From the wedding invitation notes, write out the passage starting with "Formal wording and" and going on through "overlays and/or ribbons.", swapping "Traditional fonts" for "Classic typefaces".
##### Passage given #####
Thursday, May 7, 2015

Your Invitations and Paper Needs

WEDDING NOTES - Your Invitations and Paper Needs

If you are planning to celebrate your wedding over a holiday weekend, or your invitation list will include a number of out-of-town guests, Save-the-Date cards should be an important part of your plans. Generally, they are sent out as early as six months prior to the wedding.  Because they will give guests a sneak preview of the degree of formality and tone of the wedding, try to select cards that are consistent with the invitations you will send later.

Formal wording and paper styles should be used for invitations to formal and church weddings.  Traditional fonts would be appropriate.  If your wedding is expected to be less formal and held in a hotel or reception facility, you may use a somewhat more informal style with your wedding papers. Individuality can be expressed by choosing unique sizes and textures of papers.  You may also choose to add color, overlays and/or ribbons.
##### Recorded data #####
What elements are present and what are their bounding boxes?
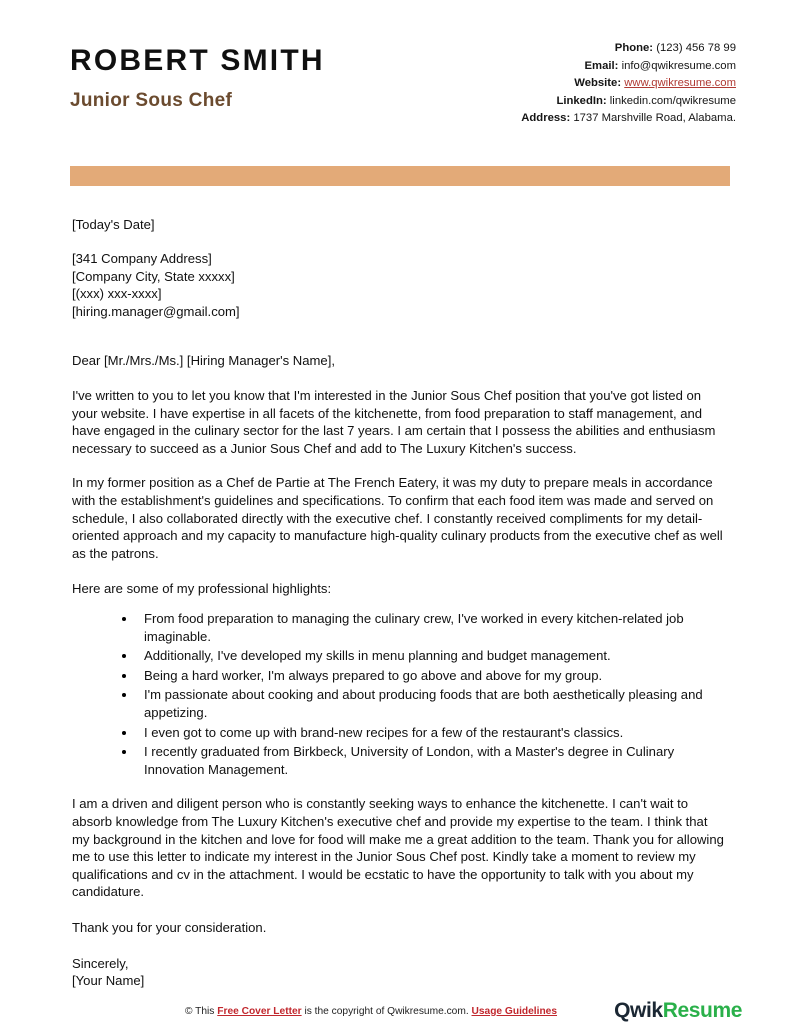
#####
* **Completed task**
Formal wording and paper styles should be used for invitations to formal and church weddings.  Classic typefaces would be appropriate.  If your wedding is expected to be less formal and held in a hotel or reception facility, you may use a somewhat more informal style with your wedding papers. Individuality can be expressed by choosing unique sizes and textures of papers.  You may also choose to add color, overlays and/or ribbons.